◆ RECORD SET ◆
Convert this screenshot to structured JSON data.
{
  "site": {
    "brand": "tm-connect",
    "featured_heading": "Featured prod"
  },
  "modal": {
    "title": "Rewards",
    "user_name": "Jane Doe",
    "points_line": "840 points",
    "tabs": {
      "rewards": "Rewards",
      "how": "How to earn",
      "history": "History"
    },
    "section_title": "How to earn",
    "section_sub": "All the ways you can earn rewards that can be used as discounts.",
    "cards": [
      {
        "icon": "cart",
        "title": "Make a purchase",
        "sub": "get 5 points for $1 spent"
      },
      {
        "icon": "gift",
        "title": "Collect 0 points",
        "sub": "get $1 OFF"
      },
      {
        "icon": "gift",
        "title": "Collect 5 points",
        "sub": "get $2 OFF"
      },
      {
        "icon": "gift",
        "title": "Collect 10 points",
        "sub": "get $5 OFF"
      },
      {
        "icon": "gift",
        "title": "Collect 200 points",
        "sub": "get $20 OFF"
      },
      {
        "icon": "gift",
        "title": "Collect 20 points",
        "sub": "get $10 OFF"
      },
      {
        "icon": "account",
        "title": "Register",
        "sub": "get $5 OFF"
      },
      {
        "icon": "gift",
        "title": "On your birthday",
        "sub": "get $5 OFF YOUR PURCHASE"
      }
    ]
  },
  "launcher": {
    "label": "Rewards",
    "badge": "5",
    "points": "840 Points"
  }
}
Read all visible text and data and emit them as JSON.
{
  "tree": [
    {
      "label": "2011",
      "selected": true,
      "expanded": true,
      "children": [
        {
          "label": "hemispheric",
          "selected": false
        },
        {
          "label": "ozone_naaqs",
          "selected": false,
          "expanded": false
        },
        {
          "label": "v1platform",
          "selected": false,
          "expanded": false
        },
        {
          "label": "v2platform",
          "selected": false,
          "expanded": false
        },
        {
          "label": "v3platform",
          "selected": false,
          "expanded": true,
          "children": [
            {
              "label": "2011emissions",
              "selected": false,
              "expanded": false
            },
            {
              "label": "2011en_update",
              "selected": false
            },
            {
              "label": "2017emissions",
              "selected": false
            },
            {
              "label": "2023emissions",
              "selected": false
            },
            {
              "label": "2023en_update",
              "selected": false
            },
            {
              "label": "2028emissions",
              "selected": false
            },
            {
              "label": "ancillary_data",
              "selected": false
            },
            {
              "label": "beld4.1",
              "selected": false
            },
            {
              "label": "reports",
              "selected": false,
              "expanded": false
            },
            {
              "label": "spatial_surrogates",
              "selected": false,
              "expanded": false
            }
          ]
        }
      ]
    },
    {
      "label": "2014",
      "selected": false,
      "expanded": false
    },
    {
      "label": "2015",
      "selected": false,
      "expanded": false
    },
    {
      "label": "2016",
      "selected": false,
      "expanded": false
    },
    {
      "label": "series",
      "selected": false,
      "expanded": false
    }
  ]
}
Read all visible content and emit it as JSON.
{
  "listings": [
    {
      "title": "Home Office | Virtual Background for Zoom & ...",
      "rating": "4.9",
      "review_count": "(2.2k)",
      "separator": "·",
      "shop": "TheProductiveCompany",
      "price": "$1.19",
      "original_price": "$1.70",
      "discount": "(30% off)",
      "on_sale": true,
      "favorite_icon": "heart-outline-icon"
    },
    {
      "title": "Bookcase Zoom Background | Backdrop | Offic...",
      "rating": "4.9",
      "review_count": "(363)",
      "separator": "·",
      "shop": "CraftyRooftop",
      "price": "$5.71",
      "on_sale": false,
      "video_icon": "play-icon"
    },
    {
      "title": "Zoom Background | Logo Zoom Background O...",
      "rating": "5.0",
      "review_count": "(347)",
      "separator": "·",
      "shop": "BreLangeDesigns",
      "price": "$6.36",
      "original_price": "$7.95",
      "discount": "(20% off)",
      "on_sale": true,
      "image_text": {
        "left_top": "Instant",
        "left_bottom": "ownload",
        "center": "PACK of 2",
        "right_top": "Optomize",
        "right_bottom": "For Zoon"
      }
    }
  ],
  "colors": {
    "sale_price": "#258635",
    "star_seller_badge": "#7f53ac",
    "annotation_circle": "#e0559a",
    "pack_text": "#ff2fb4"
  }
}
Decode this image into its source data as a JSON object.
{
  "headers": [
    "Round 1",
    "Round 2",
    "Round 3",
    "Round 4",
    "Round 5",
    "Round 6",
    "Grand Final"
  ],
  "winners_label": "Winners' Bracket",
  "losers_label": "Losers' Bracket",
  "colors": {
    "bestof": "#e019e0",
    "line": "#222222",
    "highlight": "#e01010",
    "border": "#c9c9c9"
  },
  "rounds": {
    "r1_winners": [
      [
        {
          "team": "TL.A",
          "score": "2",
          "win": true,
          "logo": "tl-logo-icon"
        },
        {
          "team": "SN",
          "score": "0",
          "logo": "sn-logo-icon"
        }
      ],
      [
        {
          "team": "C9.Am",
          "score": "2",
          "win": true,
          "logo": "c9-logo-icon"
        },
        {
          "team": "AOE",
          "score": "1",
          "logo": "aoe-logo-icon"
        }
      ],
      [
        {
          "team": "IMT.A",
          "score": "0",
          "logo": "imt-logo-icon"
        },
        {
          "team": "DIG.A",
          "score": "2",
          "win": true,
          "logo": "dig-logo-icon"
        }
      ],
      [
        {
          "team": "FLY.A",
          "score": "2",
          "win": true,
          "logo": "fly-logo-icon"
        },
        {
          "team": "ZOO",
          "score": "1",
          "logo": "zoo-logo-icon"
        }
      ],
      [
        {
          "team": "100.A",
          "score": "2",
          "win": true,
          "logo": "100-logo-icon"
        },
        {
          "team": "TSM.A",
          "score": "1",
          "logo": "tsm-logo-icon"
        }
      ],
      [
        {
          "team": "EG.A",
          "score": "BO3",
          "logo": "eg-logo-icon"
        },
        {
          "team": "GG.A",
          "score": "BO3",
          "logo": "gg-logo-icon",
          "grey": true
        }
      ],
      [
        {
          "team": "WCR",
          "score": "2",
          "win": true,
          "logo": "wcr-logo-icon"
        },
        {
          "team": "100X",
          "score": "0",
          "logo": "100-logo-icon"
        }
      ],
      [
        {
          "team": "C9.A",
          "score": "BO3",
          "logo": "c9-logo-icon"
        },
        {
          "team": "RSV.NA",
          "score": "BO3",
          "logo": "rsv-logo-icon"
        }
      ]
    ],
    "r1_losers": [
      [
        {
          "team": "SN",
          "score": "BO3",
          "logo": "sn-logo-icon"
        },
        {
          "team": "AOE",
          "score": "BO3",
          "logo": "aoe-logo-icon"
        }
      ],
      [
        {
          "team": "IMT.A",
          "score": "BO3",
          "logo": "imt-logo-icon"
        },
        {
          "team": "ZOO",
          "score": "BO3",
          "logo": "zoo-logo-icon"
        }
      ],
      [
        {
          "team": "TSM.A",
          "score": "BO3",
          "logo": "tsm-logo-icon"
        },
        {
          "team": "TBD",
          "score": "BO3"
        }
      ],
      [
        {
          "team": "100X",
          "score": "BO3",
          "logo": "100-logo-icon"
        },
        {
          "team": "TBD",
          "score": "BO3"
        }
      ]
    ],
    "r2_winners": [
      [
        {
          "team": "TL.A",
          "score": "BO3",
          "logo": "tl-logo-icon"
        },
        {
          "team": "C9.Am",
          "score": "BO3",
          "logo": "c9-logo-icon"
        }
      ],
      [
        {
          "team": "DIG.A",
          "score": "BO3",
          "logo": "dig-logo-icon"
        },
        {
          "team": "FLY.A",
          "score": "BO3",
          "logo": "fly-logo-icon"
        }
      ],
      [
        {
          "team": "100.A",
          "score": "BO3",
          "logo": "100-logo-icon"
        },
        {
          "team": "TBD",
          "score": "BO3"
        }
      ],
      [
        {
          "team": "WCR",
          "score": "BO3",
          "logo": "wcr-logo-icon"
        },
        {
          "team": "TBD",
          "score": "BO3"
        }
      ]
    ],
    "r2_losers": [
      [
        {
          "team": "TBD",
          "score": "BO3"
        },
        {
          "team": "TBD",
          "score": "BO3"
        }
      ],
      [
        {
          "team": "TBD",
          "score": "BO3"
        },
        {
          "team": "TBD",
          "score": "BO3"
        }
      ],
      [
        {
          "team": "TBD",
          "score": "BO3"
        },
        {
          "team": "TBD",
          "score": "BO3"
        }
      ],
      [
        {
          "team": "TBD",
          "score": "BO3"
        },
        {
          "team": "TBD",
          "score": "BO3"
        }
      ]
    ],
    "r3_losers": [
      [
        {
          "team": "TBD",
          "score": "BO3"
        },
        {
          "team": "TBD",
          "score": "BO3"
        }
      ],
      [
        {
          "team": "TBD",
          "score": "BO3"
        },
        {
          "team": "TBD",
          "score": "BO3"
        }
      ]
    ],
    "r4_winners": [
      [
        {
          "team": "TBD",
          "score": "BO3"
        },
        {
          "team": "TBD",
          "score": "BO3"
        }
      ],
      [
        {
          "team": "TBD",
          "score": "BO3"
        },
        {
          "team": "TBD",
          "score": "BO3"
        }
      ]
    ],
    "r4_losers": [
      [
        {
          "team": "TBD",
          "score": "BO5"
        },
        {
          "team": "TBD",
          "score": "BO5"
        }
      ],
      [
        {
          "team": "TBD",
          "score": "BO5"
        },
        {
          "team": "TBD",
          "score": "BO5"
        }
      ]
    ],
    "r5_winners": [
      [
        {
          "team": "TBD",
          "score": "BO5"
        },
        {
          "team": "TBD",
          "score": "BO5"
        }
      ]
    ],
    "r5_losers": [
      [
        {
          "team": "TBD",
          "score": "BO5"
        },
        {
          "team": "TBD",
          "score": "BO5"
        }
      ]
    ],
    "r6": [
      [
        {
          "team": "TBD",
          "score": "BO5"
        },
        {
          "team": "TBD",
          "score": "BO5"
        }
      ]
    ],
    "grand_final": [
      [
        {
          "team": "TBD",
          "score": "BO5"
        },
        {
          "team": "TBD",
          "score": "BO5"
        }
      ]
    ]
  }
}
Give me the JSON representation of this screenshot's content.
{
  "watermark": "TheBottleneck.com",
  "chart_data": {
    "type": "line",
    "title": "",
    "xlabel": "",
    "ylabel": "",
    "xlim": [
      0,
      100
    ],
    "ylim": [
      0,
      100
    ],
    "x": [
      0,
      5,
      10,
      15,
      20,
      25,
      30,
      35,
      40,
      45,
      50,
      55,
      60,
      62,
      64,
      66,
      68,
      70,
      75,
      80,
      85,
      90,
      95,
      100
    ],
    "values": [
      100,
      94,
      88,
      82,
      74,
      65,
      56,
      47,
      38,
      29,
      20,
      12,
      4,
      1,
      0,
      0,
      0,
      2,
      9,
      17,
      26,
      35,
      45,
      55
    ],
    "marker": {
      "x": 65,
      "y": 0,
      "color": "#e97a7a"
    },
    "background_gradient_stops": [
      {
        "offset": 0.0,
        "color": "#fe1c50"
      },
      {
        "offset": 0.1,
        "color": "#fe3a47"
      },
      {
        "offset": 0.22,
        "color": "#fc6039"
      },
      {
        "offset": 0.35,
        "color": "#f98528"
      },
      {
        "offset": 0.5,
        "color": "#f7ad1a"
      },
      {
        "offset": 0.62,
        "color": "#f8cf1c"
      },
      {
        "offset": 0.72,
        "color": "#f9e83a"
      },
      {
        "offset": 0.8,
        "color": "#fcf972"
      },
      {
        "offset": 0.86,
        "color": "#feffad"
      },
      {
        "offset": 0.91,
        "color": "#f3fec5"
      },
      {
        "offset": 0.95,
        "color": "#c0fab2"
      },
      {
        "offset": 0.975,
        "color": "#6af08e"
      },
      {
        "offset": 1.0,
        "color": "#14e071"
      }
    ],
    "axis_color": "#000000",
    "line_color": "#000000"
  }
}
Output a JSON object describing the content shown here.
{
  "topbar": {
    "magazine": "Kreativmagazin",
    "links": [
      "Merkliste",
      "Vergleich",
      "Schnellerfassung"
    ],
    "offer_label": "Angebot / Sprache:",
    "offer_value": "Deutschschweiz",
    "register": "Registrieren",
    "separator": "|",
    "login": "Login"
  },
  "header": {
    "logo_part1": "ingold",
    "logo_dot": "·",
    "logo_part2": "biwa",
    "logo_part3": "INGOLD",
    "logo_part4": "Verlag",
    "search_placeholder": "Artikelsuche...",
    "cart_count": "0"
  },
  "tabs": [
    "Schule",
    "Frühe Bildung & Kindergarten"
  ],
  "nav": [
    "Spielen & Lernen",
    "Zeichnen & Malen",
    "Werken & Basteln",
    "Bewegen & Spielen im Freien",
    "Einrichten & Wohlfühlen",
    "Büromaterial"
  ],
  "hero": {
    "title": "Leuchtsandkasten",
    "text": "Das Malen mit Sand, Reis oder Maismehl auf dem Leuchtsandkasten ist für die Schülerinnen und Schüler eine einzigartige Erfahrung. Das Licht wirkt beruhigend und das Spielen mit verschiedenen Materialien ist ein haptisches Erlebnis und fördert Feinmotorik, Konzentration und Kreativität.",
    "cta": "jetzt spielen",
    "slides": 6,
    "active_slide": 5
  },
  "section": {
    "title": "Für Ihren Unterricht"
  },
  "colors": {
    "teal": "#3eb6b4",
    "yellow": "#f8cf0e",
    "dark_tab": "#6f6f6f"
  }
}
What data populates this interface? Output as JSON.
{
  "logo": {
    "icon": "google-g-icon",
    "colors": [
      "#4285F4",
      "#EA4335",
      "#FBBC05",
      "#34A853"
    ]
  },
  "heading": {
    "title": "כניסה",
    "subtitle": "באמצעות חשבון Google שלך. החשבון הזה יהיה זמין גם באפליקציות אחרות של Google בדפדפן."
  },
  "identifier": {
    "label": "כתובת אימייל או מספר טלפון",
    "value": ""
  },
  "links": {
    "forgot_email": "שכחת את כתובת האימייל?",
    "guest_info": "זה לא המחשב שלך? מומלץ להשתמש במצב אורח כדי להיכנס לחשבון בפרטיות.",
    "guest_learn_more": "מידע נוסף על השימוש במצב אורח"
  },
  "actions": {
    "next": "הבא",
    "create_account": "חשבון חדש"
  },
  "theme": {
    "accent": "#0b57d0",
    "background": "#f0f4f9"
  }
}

◆ TASK GOAL ◆
A line counts if it holds the word "Leuchtsandkasten". Work out how many lines in the listing count, and give only that number.

◆ WRITTEN ANSWER ◆
2